• _EXERCISE REQUIREMENTS_
Reproduce the full listing below unchanged, apart from the pictures.

• _INPUT RECORDS_

+ + +

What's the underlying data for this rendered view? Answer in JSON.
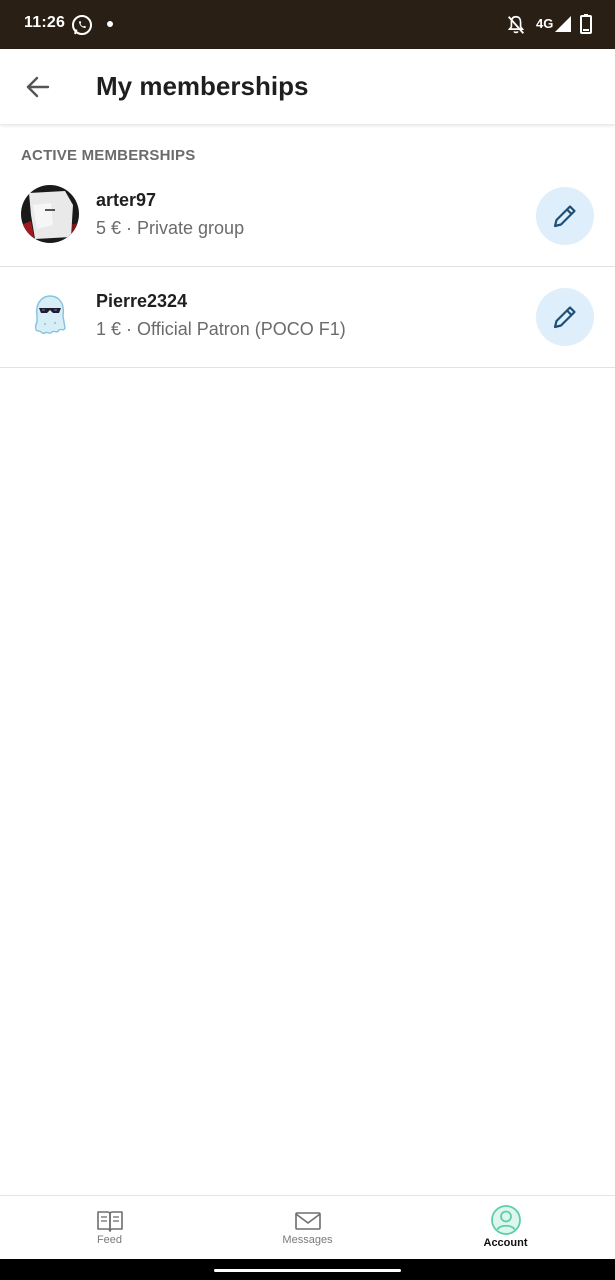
{
  "status_bar": {
    "time": "11:26",
    "network": "4G",
    "icons": [
      "whatsapp-icon",
      "notification-dot",
      "bell-off-icon",
      "signal-icon",
      "battery-icon"
    ]
  },
  "header": {
    "title": "My memberships",
    "back_icon": "arrow-left-icon"
  },
  "section": {
    "label": "ACTIVE MEMBERSHIPS"
  },
  "memberships": [
    {
      "name": "arter97",
      "details": "5 € · Private group",
      "edit_icon": "pencil-icon"
    },
    {
      "name": "Pierre2324",
      "details": "1 € · Official Patron (POCO F1)",
      "edit_icon": "pencil-icon"
    }
  ],
  "bottom_nav": {
    "items": [
      {
        "label": "Feed",
        "icon": "book-icon",
        "active": false
      },
      {
        "label": "Messages",
        "icon": "envelope-icon",
        "active": false
      },
      {
        "label": "Account",
        "icon": "user-circle-icon",
        "active": true
      }
    ]
  },
  "colors": {
    "status_bar_bg": "#2a1f15",
    "edit_button_bg": "#deeefb",
    "edit_icon": "#1e4f78",
    "account_accent": "#5ccfa8"
  }
}
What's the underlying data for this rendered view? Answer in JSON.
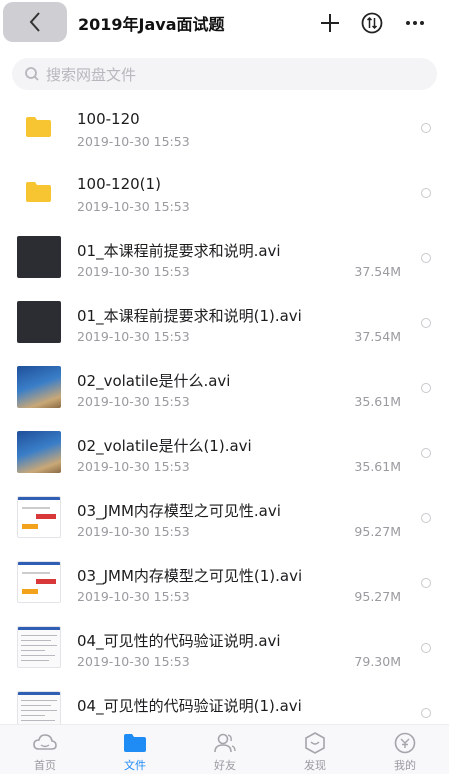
{
  "header": {
    "title": "2019年Java面试题",
    "back_icon": "chevron-left-icon",
    "add_icon": "plus-icon",
    "sort_icon": "sort-icon",
    "more_icon": "more-icon"
  },
  "search": {
    "placeholder": "搜索网盘文件"
  },
  "files": [
    {
      "name": "100-120",
      "date": "2019-10-30 15:53",
      "size": "",
      "type": "folder"
    },
    {
      "name": "100-120(1)",
      "date": "2019-10-30 15:53",
      "size": "",
      "type": "folder"
    },
    {
      "name": "01_本课程前提要求和说明.avi",
      "date": "2019-10-30 15:53",
      "size": "37.54M",
      "type": "video-dark"
    },
    {
      "name": "01_本课程前提要求和说明(1).avi",
      "date": "2019-10-30 15:53",
      "size": "37.54M",
      "type": "video-dark"
    },
    {
      "name": "02_volatile是什么.avi",
      "date": "2019-10-30 15:53",
      "size": "35.61M",
      "type": "video-sky"
    },
    {
      "name": "02_volatile是什么(1).avi",
      "date": "2019-10-30 15:53",
      "size": "35.61M",
      "type": "video-sky"
    },
    {
      "name": "03_JMM内存模型之可见性.avi",
      "date": "2019-10-30 15:53",
      "size": "95.27M",
      "type": "video-doc"
    },
    {
      "name": "03_JMM内存模型之可见性(1).avi",
      "date": "2019-10-30 15:53",
      "size": "95.27M",
      "type": "video-doc"
    },
    {
      "name": "04_可见性的代码验证说明.avi",
      "date": "2019-10-30 15:53",
      "size": "79.30M",
      "type": "video-code"
    },
    {
      "name": "04_可见性的代码验证说明(1).avi",
      "date": "",
      "size": "",
      "type": "video-code"
    }
  ],
  "tabs": [
    {
      "label": "首页",
      "icon": "cloud-icon",
      "active": false
    },
    {
      "label": "文件",
      "icon": "folder-icon",
      "active": true
    },
    {
      "label": "好友",
      "icon": "friends-icon",
      "active": false
    },
    {
      "label": "发现",
      "icon": "discover-icon",
      "active": false
    },
    {
      "label": "我的",
      "icon": "profile-icon",
      "active": false
    }
  ],
  "colors": {
    "accent": "#1f8bf5",
    "folder": "#f7c531",
    "text": "#1c1c1e",
    "secondary": "#9a9aa0"
  }
}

+ + +

• _TASK ANSWER_
What's the underlying data for this rendered view? Answer in JSON.
{
  "status_bar": {
    "time": "11:26",
    "network": "4G",
    "icons": [
      "whatsapp-icon",
      "notification-dot",
      "bell-off-icon",
      "signal-icon",
      "battery-icon"
    ]
  },
  "header": {
    "title": "My memberships",
    "back_icon": "arrow-left-icon"
  },
  "section": {
    "label": "ACTIVE MEMBERSHIPS"
  },
  "memberships": [
    {
      "name": "arter97",
      "details": "5 € · Private group",
      "edit_icon": "pencil-icon"
    },
    {
      "name": "Pierre2324",
      "details": "1 € · Official Patron (POCO F1)",
      "edit_icon": "pencil-icon"
    }
  ],
  "bottom_nav": {
    "items": [
      {
        "label": "Feed",
        "icon": "book-icon",
        "active": false
      },
      {
        "label": "Messages",
        "icon": "envelope-icon",
        "active": false
      },
      {
        "label": "Account",
        "icon": "user-circle-icon",
        "active": true
      }
    ]
  },
  "colors": {
    "status_bar_bg": "#2a1f15",
    "edit_button_bg": "#deeefb",
    "edit_icon": "#1e4f78",
    "account_accent": "#5ccfa8"
  }
}
What's the underlying data for this rendered view? Answer in JSON.
{
  "header": {
    "title": "2019年Java面试题",
    "back_icon": "chevron-left-icon",
    "add_icon": "plus-icon",
    "sort_icon": "sort-icon",
    "more_icon": "more-icon"
  },
  "search": {
    "placeholder": "搜索网盘文件"
  },
  "files": [
    {
      "name": "100-120",
      "date": "2019-10-30 15:53",
      "size": "",
      "type": "folder"
    },
    {
      "name": "100-120(1)",
      "date": "2019-10-30 15:53",
      "size": "",
      "type": "folder"
    },
    {
      "name": "01_本课程前提要求和说明.avi",
      "date": "2019-10-30 15:53",
      "size": "37.54M",
      "type": "video-dark"
    },
    {
      "name": "01_本课程前提要求和说明(1).avi",
      "date": "2019-10-30 15:53",
      "size": "37.54M",
      "type": "video-dark"
    },
    {
      "name": "02_volatile是什么.avi",
      "date": "2019-10-30 15:53",
      "size": "35.61M",
      "type": "video-sky"
    },
    {
      "name": "02_volatile是什么(1).avi",
      "date": "2019-10-30 15:53",
      "size": "35.61M",
      "type": "video-sky"
    },
    {
      "name": "03_JMM内存模型之可见性.avi",
      "date": "2019-10-30 15:53",
      "size": "95.27M",
      "type": "video-doc"
    },
    {
      "name": "03_JMM内存模型之可见性(1).avi",
      "date": "2019-10-30 15:53",
      "size": "95.27M",
      "type": "video-doc"
    },
    {
      "name": "04_可见性的代码验证说明.avi",
      "date": "2019-10-30 15:53",
      "size": "79.30M",
      "type": "video-code"
    },
    {
      "name": "04_可见性的代码验证说明(1).avi",
      "date": "",
      "size": "",
      "type": "video-code"
    }
  ],
  "tabs": [
    {
      "label": "首页",
      "icon": "cloud-icon",
      "active": false
    },
    {
      "label": "文件",
      "icon": "folder-icon",
      "active": true
    },
    {
      "label": "好友",
      "icon": "friends-icon",
      "active": false
    },
    {
      "label": "发现",
      "icon": "discover-icon",
      "active": false
    },
    {
      "label": "我的",
      "icon": "profile-icon",
      "active": false
    }
  ],
  "colors": {
    "accent": "#1f8bf5",
    "folder": "#f7c531",
    "text": "#1c1c1e",
    "secondary": "#9a9aa0"
  }
}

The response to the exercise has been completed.